## WHAT IS BEING ASKED
In the entries that follow, find every line containing "able" and copy it.
—————
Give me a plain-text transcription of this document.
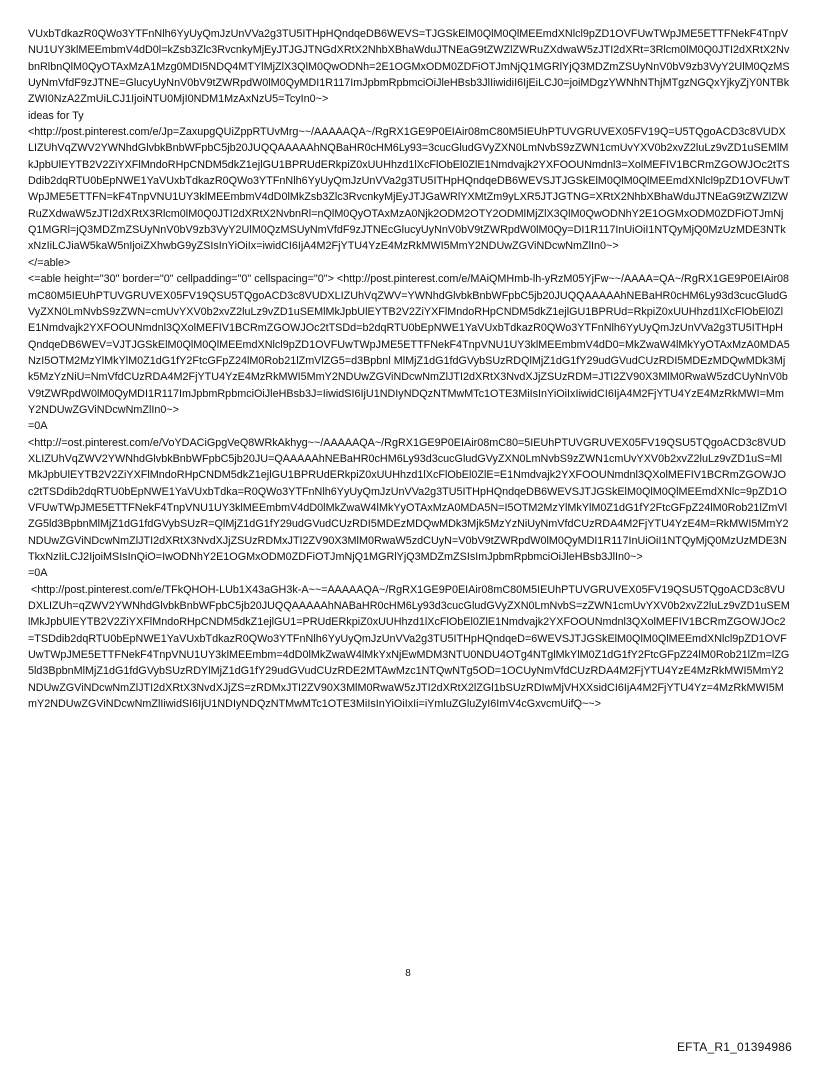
VUxbTdkazR0QWo3YTFnNlh6YyUyQmJzUnVVa2g3TU5ITHpHQndqeDB6WEVS=TJGSkElM0QlM0QlMEEmdXNlcl9pZD1OVFUwTWpJME5ETTFNekF4TnpVNU1UY3klMEEmbmV4dD0l=kZsb3Zlc3RvcnkyMjEyJTJGJTNGdXRtX2NhbXBhaWduJTNEaG9tZWZlZWRuZXdwaW5zJTI2dXRt=3Rlcm0lM0Q0JTI2dXRtX2NvbnRlbnQlM0QyOTAxMzA1Mzg0MDI5NDQ4MTYlMjZlX3QlM0QwODNh=2E1OGMxODM0ZDFiOTJmNjQ1MGRlYjQ3MDZmZSUyNnV0bV9zb3VyY2UlM0QzMSUyNmVfdF9zJTNE=GlucyUyNnV0bV9tZWRpdW0lM0QyMDI1R117ImJpbmRpbmciOiJleHBsb3JlIiwidiI6IjEiLCJ0=joiMDgzYWNhNThjMTgzNGQxYjkyZjY0NTBkZWI0NzA2ZmUiLCJ1IjoiNTU0MjI0NDM1MzAxNzU5=TcyIn0~>

ideas for Ty

<http://post.pinterest.com/e/Jp=ZaxupgQUiZppRTUvMrg~~/AAAAAQA~/RgRX1GE9P0EIAir08mC80M5IEUhPTUVGRUVEX05FV19Q=U5TQgoACD3c8VUDXLIZUhVqZWV2YWNhdGlvbkBnbWFpbC5jb20JUQQAAAAAhNQBaHR0cHM6Ly93=3cucGludGVyZXN0LmNvbS9zZWN1cmUvYXV0b2xvZ2luLz9vZD1uSEMlMkJpbUlEYTB2V2ZiYXFlMndoRHpCNDM5dkZ1ejlGU1BPRUdERkpiZ0xUUHhzd1lXcFlObEl0ZlE1Nmdvajk2YXFOOUNmdnl3=XolMEFIV1BCRmZGOWJOc2tTSDdib2dqRTU0bEpNWE1YaVUxbTdkazR0QWo3YTFnNlh6YyUyQmJzUnVVa2g3TU5ITHpHQndqeDB6WEVSJTJGSkElM0QlM0QlMEEmdXNlcl9pZD1OVFUwTWpJME5ETTFN=kF4TnpVNU1UY3klMEEmbmV4dD0lMkZsb3Zlc3RvcnkyMjEyJTJGaWRlYXMtZm9yLXR5JTJGTNG=XRtX2NhbXBhaWduJTNEaG9tZWZlZWRuZXdwaW5zJTI2dXRtX3Rlcm0lM0Q0JTI2dXRtX2NvbnRl=nQlM0QyOTAxMzA0Njk2ODM2OTY2ODMlMjZlX3QlM0QwODNhY2E1OGMxODM0ZDFiOTJmNjQ1MGRl=jQ3MDZmZSUyNnV0bV9zb3VyY2UlM0QzMSUyNmVfdF9zJTNEcGlucyUyNnV0bV9tZWRpdW0lM0Qy=DI1R117InUiOiI1NTQyMjQ0MzUzMDE3NTkxNzIiLCJiaW5kaW5nIjoiZXhwbG9yZSIsInYiOiIx=iwidCI6IjA4M2FjYTU4YzE4MzRkMWI5MmY2NDUwZGViNDcwNmZlIn0~>

</=able>

<=able height="30" border="0" cellpadding="0" cellspacing="0"> <http://post.pinterest.com/e/MAiQMHmb-lh-yRzM05YjFw~~/AAAA=QA~/RgRX1GE9P0EIAir08mC80M5IEUhPTUVGRUVEX05FV19QSU5TQgoACD3c8VUDXLIZUhVqZWV=YWNhdGlvbkBnbWFpbC5jb20JUQQAAAAAhNEBaHR0cHM6Ly93d3cucGludGVyZXN0LmNvbS9zZWN=cmUvYXV0b2xvZ2luLz9vZD1uSEMlMkJpbUlEYTB2V2ZiYXFlMndoRHpCNDM5dkZ1ejlGU1BPRUd=RkpiZ0xUUHhzd1lXcFlObEl0ZlE1Nmdvajk2YXFOOUNmdnl3QXolMEFIV1BCRmZGOWJOc2tTSDd=b2dqRTU0bEpNWE1YaVUxbTdkazR0QWo3YTFnNlh6YyUyQmJzUnVVa2g3TU5ITHpHQndqeDB6WEV=VJTJGSkElM0QlM0QlMEEmdXNlcl9pZD1OVFUwTWpJME5ETTFNekF4TnpVNU1UY3klMEEmbmV4dD0=MkZwaW4lMkYyOTAxMzA0MDA5NzI5OTM2MzYlMkYlM0Z1dG1fY2FtcGFpZ24lM0Rob21lZmVlZG5=d3Bpbnl MlMjZ1dG1fdGVybSUzRDQlMjZ1dG1fY29udGVudCUzRDI5MDEzMDQwMDk3Mjk5MzYzNiU=NmVfdCUzRDA4M2FjYTU4YzE4MzRkMWI5MmY2NDUwZGViNDcwNmZlJTI2dXRtX3NvdXJjZSUzRDM=JTI2ZV90X3MlM0RwaW5zdCUyNnV0bV9tZWRpdW0lM0QyMDI1R117ImJpbmRpbmciOiJleHBsb3J=IiwidSI6IjU1NDIyNDQzNTMwMTc1OTE3MiIsInYiOiIxIiwidCI6IjA4M2FjYTU4YzE4MzRkMWI=MmY2NDUwZGViNDcwNmZlIn0~>

=0A

<http://=ost.pinterest.com/e/VoYDACiGpgVeQ8WRkAkhyg~~/AAAAAQA~/RgRX1GE9P0EIAir08mC80=5IEUhPTUVGRUVEX05FV19QSU5TQgoACD3c8VUDXLIZUhVqZWV2YWNhdGlvbkBnbWFpbC5jb20JU=QAAAAAhNEBaHR0cHM6Ly93d3cucGludGVyZXN0LmNvbS9zZWN1cmUvYXV0b2xvZ2luLz9vZD1uS=MlMkJpbUlEYTB2V2ZiYXFlMndoRHpCNDM5dkZ1ejlGU1BPRUdERkpiZ0xUUHhzd1lXcFlObEl0ZlE=E1Nmdvajk2YXFOOUNmdnl3QXolMEFIV1BCRmZGOWJOc2tTSDdib2dqRTU0bEpNWE1YaVUxbTdka=R0QWo3YTFnNlh6YyUyQmJzUnVVa2g3TU5ITHpHQndqeDB6WEVSJTJGSkElM0QlM0QlMEEmdXNlc=9pZD1OVFUwTWpJME5ETTFNekF4TnpVNU1UY3klMEEmbmV4dD0lMkZwaW4lMkYyOTAxMzA0MDA5N=I5OTM2MzYlMkYlM0Z1dG1fY2FtcGFpZ24lM0Rob21lZmVlZG5ld3BpbnMlMjZ1dG1fdGVybSUzR=QlMjZ1dG1fY29udGVudCUzRDI5MDEzMDQwMDk3Mjk5MzYzNiUyNmVfdCUzRDA4M2FjYTU4YzE4M=RkMWI5MmY2NDUwZGViNDcwNmZlJTI2dXRtX3NvdXJjZSUzRDMxJTI2ZV90X3MlM0RwaW5zdCUyN=V0bV9tZWRpdW0lM0QyMDI1R117InUiOiI1NTQyMjQ0MzUzMDE3NTkxNzIiLCJ2IjoiMSIsInQiO=IwODNhY2E1OGMxODM0ZDFiOTJmNjQ1MGRlYjQ3MDZmZSIsImJpbmRpbmciOiJleHBsb3JlIn0~>

=0A

<http://post.pinterest.com/e/TFkQHOH-LUb1X43aGH3k-A~~=AAAAAQA~/RgRX1GE9P0EIAir08mC80M5IEUhPTUVGRUVEX05FV19QSU5TQgoACD3c8VUDXLIZUh=qZWV2YWNhdGlvbkBnbWFpbC5jb20JUQQAAAAAhNABaHR0cHM6Ly93d3cucGludGVyZXN0LmNvbS=zZWN1cmUvYXV0b2xvZ2luLz9vZD1uSEMlMkJpbUlEYTB2V2ZiYXFlMndoRHpCNDM5dkZ1ejlGU1=PRUdERkpiZ0xUUHhzd1lXcFlObEl0ZlE1Nmdvajk2YXFOOUNmdnl3QXolMEFIV1BCRmZGOWJOc2=TSDdib2dqRTU0bEpNWE1YaVUxbTdkazR0QWo3YTFnNlh6YyUyQmJzUnVVa2g3TU5ITHpHQndqeD=6WEVSJTJGSkElM0QlM0QlMEEmdXNlcl9pZD1OVFUwTWpJME5ETTFNekF4TnpVNU1UY3klMEEmbm=4dD0lMkZwaW4lMkYxNjEwMDM3NTU0NDU4OTg4NTglMkYlM0Z1dG1fY2FtcGFpZ24lM0Rob21lZm=lZG5ld3BpbnMlMjZ1dG1fdGVybSUzRDYlMjZ1dG1fY29udGVudCUzRDE2MTAwMzc1NTQwNTg5OD=1OCUyNmVfdCUzRDA4M2FjYTU4YzE4MzRkMWI5MmY2NDUwZGViNDcwNmZlJTI2dXRtX3NvdXJjZS=zRDMxJTI2ZV90X3MlM0RwaW5zJTI2dXRtX2lZGl1bSUzRDIwMjVHXXsidCI6IjA4M2FjYTU4Yz=4MzRkMWI5MmY2NDUwZGViNDcwNmZlIiwidSI6IjU1NDIyNDQzNTMwMTc1OTE3MiIsInYiOiIxIi=iYmluZGluZyI6ImV4cGxvcmUifQ~~>

8
EFTA_R1_01394986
—————
## SOLVED PROBLEM
</=able>
<=able height="30" border="0" cellpadding="0" cellspacing="0"> <http://post.pinterest.com/e/MAiQMHmb-lh-yRzM05YjFw~~/AAAA=QA~/RgRX1GE9P0EIAir08mC80M5IEUhPTUVGRUVEX05FV19QSU5TQgoACD3c8VUDXLIZUhVqZWV=YWNhdGlvbkBnbWFpbC5jb20JUQQAAAAAhNEBaHR0cHM6Ly93d3cucGludGVyZXN0LmNvbS9zZWN=cmUvYXV0b2xvZ2luLz9vZD1uSEMlMkJpbUlEYTB2V2ZiYXFlMndoRHpCNDM5dkZ1ejlGU1BPRUd=RkpiZ0xUUHhzd1lXcFlObEl0ZlE1Nmdvajk2YXFOOUNmdnl3QXolMEFIV1BCRmZGOWJOc2tTSDd=b2dqRTU0bEpNWE1YaVUxbTdkazR0QWo3YTFnNlh6YyUyQmJzUnVVa2g3TU5ITHpHQndqeDB6WEV=VJTJGSkElM0QlM0QlMEEmdXNlcl9pZD1OVFUwTWpJME5ETTFNekF4TnpVNU1UY3klMEEmbmV4dD0=MkZwaW4lMkYyOTAxMzA0MDA5NzI5OTM2MzYlMkYlM0Z1dG1fY2FtcGFpZ24lM0Rob21lZmVlZG5=d3Bpbnl MlMjZ1dG1fdGVybSUzRDQlMjZ1dG1fY29udGVudCUzRDI5MDEzMDQwMDk3Mjk5MzYzNiU=NmVfdCUzRDA4M2FjYTU4YzE4MzRkMWI5MmY2NDUwZGViNDcwNmZlJTI2dXRtX3NvdXJjZSUzRDM=JTI2ZV90X3MlM0RwaW5zdCUyNnV0bV9tZWRpdW0lM0QyMDI1R117ImJpbmRpbmciOiJleHBsb3J=IiwidSI6IjU1NDIyNDQzNTMwMTc1OTE3MiIsInYiOiIxIiwidCI6IjA4M2FjYTU4YzE4MzRkMWI=MmY2NDUwZGViNDcwNmZlIn0~>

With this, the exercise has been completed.